**TO DO:**
1. Decide whether each statement below agrees with the article on foreign land acquisition in Africa. For each, answer yes or no and quote the deciding words of the article.
(a) Mamadou Biteye is the West Africa Regional Director of the organisation.
(b) The Media Roundtable for Editors took place in Lagos.
(c) The 2011 World Food Day fell on October 16.
2. Answer these questions using the article on foreign land acquisition in Africa.
(a) What date is given at the head of the article?
(b) Who organised the Media Roundtable for Editors?
(c) Which local farmers are named as especially denied access to land?
-- Start ARTICLE --
Land Acquisition Rate By Foreigners Denies African Farmers of livelihoods – Oxfam

Oct 12, 2011 – Land Acquisition Rate By Foreigners Denies African Farmers of livelihoods – Oxfam

Oxfam GB West Africa says the current trend of acquisition of millions of hectares of agricultural land by foreigners in Africa poses a threat to sustainable livelihood on the continent.

Mr. Mamadou Biteye, the West Africa Regional Director of the organisation, in Abuja on Tuesday, said that foreigners were buying up land in Africa at the expense of agricultural activities.

Biteye made this known at the end of a Media Roundtable for Editors in Abuja, organised by Oxfam, to mark the 2011 World Food Day on October 16.

He said that Oxfam had carried out a research which revealed the sale of millions of hectares

of farmland to foreigners, thereby denying local farmers, especially smallholder farmers, access to land.
-- End ARTICLE --
-- Start DATA PROVIDED --
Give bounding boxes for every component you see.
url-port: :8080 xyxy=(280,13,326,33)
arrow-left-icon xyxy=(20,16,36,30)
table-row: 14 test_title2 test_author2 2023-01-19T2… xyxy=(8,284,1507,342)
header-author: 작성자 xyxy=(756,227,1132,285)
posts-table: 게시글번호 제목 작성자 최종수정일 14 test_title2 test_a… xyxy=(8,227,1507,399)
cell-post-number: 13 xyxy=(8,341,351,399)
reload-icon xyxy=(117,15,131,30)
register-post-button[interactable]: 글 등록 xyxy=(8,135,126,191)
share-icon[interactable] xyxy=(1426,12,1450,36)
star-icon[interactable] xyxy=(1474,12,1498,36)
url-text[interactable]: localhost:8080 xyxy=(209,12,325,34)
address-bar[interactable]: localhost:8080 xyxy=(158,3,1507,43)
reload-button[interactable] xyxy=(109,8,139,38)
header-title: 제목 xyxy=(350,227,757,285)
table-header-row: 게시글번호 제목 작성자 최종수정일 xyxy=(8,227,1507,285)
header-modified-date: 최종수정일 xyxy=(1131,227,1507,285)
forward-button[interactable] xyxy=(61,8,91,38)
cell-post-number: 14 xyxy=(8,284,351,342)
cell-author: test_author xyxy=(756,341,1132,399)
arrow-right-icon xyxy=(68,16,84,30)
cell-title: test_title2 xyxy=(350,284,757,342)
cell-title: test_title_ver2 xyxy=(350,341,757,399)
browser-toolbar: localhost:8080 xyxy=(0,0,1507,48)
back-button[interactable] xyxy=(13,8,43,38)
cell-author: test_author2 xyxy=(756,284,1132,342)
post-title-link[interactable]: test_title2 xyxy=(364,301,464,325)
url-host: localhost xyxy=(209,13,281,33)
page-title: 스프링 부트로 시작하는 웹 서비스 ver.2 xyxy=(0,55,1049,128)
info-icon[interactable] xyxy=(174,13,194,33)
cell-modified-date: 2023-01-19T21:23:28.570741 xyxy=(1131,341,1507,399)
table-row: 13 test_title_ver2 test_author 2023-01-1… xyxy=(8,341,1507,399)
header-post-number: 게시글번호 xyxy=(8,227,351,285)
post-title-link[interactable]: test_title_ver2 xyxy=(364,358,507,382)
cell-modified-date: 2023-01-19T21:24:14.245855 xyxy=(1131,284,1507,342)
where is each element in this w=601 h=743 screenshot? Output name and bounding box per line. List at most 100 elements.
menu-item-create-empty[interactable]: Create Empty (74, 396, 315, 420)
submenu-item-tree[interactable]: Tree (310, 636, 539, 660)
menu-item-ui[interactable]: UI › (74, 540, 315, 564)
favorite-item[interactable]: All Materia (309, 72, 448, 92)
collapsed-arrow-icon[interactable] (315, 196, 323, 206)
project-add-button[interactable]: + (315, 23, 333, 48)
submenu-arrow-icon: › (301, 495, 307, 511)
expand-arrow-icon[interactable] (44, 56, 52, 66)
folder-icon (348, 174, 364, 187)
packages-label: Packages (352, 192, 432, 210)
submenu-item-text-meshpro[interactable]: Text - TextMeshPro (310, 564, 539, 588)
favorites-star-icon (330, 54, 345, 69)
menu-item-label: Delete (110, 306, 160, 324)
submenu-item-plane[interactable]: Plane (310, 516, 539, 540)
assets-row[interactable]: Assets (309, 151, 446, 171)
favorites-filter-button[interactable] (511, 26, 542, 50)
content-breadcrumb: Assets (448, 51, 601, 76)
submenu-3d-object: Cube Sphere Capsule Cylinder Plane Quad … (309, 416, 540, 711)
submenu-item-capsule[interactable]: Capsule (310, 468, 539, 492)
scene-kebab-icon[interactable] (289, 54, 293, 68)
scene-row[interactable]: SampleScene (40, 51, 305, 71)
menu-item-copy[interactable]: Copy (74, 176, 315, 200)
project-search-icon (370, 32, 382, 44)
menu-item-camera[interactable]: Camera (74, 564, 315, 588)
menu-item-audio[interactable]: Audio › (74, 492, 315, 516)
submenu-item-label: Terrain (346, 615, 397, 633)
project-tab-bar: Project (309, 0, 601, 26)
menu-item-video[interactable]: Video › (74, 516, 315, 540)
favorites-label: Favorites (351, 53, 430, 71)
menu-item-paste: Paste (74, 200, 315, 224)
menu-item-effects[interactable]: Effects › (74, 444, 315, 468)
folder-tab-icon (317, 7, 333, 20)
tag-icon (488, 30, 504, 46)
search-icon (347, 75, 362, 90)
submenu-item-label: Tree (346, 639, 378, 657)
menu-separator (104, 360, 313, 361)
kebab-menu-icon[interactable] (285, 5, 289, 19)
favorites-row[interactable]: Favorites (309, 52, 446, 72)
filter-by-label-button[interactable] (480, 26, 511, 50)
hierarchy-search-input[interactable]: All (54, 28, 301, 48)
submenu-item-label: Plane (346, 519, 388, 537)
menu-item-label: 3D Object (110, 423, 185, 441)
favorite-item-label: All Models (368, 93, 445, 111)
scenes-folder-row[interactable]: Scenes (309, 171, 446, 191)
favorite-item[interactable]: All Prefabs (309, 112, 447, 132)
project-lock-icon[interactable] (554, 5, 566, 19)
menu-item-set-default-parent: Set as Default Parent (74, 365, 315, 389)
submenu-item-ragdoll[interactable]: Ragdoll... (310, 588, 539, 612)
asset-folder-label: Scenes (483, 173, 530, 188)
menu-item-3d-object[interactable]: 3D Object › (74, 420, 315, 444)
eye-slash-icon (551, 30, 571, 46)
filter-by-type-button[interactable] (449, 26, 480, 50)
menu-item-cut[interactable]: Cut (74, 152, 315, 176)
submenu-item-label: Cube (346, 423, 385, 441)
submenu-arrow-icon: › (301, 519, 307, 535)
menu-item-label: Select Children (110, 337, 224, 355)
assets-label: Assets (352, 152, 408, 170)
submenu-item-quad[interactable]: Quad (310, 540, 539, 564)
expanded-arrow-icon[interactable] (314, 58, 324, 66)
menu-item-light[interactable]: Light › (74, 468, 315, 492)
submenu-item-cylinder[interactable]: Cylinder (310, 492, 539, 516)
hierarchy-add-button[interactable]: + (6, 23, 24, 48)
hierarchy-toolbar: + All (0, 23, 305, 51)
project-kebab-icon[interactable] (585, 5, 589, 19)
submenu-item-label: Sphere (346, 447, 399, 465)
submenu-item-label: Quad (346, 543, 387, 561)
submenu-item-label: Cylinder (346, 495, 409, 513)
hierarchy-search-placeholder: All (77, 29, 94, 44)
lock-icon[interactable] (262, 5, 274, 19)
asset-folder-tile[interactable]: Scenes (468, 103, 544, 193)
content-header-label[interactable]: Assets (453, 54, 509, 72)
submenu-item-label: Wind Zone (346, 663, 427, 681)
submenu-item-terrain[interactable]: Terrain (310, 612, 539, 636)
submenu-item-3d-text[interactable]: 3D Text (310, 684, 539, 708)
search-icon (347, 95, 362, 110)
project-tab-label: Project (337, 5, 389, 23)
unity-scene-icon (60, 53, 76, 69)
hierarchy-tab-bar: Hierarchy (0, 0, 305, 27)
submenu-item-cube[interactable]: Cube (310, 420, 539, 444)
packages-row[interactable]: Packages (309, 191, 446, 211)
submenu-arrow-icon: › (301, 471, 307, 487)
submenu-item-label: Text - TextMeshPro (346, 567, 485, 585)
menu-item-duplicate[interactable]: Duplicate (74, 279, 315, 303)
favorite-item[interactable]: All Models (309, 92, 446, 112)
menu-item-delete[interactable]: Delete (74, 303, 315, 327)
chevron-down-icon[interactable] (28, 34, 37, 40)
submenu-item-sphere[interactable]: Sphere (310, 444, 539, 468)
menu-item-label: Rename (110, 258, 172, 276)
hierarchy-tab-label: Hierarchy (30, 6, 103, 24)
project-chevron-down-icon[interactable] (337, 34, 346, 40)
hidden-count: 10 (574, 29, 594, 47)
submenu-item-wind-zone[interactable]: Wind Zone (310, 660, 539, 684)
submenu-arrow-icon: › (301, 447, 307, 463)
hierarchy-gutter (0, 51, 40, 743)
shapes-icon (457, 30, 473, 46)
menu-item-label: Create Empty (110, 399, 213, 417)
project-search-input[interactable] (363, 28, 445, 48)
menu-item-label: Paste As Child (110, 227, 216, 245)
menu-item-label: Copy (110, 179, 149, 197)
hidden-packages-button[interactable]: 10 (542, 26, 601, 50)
-- End DATA PROVIDED --
**COMPLETED EXERCISE:**
1.
(a) Yes: "Mr. Mamadou Biteye, the West Africa Regional Director of the organisation"
(b) No: "at the end of a Media Roundtable for Editors in Abuja"
(c) Yes: "to mark the 2011 World Food Day on October 16"

2.
(a) Oct 12, 2011
(b) Oxfam
(c) Smallholder farmers